┏━━
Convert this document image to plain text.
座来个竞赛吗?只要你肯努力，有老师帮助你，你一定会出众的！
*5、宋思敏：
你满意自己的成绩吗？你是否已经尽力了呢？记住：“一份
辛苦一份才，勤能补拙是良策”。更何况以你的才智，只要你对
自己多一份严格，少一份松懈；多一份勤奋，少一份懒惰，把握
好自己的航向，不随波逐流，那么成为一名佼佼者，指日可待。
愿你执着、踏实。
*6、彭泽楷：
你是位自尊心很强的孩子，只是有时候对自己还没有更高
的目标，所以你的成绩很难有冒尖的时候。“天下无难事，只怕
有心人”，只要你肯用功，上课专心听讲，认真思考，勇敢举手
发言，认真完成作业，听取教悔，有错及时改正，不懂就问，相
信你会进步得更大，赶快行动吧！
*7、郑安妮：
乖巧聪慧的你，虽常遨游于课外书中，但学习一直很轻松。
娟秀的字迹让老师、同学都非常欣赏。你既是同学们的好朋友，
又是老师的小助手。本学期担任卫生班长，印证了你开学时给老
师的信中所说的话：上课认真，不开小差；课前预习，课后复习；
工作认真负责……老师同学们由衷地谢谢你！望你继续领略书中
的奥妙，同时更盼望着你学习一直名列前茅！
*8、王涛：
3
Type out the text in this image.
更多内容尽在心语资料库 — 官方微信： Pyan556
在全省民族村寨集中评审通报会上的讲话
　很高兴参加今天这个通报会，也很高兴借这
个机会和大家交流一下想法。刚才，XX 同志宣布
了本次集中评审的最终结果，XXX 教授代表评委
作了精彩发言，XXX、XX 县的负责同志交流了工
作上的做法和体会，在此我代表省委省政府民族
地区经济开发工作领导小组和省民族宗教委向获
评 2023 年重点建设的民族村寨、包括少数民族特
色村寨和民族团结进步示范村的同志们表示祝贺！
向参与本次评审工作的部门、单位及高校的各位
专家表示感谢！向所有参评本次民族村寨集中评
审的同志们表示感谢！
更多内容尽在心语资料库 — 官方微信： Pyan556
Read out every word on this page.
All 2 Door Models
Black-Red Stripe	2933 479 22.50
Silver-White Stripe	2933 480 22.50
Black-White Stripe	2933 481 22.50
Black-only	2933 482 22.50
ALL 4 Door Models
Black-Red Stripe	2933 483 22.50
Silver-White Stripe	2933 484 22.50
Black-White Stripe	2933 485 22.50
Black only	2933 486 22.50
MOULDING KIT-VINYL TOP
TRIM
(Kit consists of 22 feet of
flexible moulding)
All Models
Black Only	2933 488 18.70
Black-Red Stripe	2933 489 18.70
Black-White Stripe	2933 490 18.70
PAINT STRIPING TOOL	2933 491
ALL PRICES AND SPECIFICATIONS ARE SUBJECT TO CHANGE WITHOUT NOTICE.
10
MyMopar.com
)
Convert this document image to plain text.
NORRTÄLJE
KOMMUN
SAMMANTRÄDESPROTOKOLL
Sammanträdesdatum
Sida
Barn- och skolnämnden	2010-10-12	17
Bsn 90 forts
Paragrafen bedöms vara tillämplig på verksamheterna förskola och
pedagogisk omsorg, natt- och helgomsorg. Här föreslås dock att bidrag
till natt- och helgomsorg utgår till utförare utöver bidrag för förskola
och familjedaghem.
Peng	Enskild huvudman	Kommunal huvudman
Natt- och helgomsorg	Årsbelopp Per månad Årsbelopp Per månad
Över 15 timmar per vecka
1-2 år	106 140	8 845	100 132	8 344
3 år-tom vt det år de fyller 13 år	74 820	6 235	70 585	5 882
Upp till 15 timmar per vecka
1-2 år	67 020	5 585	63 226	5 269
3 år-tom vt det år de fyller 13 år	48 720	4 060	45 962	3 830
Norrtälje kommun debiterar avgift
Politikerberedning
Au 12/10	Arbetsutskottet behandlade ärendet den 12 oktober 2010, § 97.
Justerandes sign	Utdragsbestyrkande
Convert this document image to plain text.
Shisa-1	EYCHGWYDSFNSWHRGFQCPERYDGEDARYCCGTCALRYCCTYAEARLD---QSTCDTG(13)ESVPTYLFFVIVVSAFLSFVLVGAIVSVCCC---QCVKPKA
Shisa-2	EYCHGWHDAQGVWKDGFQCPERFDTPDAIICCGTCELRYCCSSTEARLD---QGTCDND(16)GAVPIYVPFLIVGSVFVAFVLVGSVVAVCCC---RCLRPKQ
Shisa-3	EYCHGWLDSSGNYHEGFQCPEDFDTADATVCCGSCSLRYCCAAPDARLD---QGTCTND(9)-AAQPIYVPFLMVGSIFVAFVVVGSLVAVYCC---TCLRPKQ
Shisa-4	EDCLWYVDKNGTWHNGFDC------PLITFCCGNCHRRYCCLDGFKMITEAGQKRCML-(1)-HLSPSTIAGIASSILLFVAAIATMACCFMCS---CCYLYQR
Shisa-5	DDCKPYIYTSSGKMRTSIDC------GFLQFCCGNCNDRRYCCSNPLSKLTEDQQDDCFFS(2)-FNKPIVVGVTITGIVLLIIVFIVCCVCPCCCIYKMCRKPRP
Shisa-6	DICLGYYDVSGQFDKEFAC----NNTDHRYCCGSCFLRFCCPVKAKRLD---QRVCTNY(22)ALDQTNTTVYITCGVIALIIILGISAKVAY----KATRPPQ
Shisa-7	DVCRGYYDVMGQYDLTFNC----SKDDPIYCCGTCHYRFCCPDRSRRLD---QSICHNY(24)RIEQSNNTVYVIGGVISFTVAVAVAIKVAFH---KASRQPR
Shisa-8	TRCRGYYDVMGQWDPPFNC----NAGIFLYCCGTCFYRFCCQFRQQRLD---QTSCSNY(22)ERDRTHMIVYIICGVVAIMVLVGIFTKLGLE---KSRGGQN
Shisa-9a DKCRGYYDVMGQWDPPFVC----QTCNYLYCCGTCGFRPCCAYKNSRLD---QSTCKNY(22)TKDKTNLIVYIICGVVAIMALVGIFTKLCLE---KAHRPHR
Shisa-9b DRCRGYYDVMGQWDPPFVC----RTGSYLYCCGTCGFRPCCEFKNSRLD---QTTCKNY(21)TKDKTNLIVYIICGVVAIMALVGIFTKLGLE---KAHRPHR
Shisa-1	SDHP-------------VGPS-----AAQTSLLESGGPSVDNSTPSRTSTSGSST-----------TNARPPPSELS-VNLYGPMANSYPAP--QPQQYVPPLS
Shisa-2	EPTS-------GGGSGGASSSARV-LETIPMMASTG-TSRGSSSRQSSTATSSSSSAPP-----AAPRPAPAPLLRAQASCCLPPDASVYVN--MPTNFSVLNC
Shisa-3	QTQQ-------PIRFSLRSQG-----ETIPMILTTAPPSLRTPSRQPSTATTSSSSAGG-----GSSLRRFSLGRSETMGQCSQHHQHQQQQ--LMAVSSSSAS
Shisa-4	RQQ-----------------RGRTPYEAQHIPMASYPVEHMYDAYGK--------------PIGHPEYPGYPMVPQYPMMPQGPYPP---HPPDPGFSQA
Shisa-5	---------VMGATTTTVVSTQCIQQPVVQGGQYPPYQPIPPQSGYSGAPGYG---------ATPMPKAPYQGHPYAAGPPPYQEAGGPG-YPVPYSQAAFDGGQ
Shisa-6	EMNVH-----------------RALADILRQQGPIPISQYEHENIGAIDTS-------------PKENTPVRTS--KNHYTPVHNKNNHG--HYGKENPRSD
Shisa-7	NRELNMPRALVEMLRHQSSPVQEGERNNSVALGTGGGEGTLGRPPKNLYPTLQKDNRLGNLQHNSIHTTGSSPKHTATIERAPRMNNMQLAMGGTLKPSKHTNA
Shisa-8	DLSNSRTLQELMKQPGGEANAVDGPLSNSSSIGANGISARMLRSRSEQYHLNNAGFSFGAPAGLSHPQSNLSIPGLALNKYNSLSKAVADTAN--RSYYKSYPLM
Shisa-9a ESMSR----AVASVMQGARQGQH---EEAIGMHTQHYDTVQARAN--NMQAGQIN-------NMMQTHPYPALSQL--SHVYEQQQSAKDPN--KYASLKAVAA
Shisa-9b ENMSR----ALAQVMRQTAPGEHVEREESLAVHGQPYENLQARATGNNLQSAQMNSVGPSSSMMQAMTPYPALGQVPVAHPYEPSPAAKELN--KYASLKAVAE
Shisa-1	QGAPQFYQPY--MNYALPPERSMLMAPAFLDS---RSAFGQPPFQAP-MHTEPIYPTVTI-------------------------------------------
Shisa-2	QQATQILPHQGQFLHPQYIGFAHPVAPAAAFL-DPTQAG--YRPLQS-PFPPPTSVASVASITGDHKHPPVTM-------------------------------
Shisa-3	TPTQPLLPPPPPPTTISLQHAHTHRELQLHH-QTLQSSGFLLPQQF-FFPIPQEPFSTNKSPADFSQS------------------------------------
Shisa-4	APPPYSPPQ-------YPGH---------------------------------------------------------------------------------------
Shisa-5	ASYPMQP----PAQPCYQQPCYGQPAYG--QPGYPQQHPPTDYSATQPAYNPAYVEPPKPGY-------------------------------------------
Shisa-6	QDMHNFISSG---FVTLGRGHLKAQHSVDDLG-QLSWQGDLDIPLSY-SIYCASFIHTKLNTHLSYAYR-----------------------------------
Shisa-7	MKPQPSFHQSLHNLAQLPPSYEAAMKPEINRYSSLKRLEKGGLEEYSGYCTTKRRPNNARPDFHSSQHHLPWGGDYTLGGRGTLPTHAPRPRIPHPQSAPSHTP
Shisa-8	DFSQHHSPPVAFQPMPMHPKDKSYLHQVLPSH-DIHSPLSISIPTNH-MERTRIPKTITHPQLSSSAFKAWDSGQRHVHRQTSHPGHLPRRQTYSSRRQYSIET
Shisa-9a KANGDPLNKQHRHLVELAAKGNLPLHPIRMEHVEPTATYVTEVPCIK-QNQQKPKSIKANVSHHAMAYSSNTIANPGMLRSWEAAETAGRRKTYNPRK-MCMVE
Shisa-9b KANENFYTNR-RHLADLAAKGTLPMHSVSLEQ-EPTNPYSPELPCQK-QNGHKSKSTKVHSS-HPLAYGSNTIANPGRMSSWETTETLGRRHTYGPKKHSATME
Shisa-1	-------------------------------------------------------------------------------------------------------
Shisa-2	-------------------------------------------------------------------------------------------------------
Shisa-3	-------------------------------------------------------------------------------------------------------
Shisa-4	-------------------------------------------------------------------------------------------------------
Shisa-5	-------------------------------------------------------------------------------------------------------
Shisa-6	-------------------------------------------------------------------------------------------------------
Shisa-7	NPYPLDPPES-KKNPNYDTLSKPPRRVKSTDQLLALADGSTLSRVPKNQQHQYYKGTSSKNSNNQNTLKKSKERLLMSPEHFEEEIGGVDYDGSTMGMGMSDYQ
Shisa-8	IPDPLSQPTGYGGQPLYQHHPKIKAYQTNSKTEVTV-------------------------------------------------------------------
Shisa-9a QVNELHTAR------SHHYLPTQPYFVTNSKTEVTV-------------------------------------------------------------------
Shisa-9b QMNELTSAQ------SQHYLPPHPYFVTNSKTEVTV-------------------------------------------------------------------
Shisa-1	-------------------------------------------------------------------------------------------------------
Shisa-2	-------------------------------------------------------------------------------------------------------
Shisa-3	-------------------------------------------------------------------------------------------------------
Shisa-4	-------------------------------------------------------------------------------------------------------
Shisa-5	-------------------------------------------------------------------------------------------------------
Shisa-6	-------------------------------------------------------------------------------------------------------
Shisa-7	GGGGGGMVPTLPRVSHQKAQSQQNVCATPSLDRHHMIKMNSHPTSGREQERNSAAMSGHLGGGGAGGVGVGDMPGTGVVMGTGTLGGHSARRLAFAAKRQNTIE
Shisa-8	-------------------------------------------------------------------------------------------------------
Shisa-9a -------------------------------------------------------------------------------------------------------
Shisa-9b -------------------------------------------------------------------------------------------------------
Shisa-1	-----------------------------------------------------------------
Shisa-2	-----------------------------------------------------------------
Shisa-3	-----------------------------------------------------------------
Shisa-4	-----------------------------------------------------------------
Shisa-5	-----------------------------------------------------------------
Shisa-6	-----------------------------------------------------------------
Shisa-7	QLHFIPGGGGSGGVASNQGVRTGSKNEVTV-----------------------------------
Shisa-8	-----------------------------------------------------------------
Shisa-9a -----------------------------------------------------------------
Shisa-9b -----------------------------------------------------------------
┗━━
Copy, from the material above, each line in which the string "Stripe" occurs.

• _Task output_:
Black-Red Stripe	2933 479 22.50
Silver-White Stripe	2933 480 22.50
Black-White Stripe	2933 481 22.50
Black-Red Stripe	2933 483 22.50
Silver-White Stripe	2933 484 22.50
Black-White Stripe	2933 485 22.50
Black-Red Stripe	2933 489 18.70
Black-White Stripe	2933 490 18.70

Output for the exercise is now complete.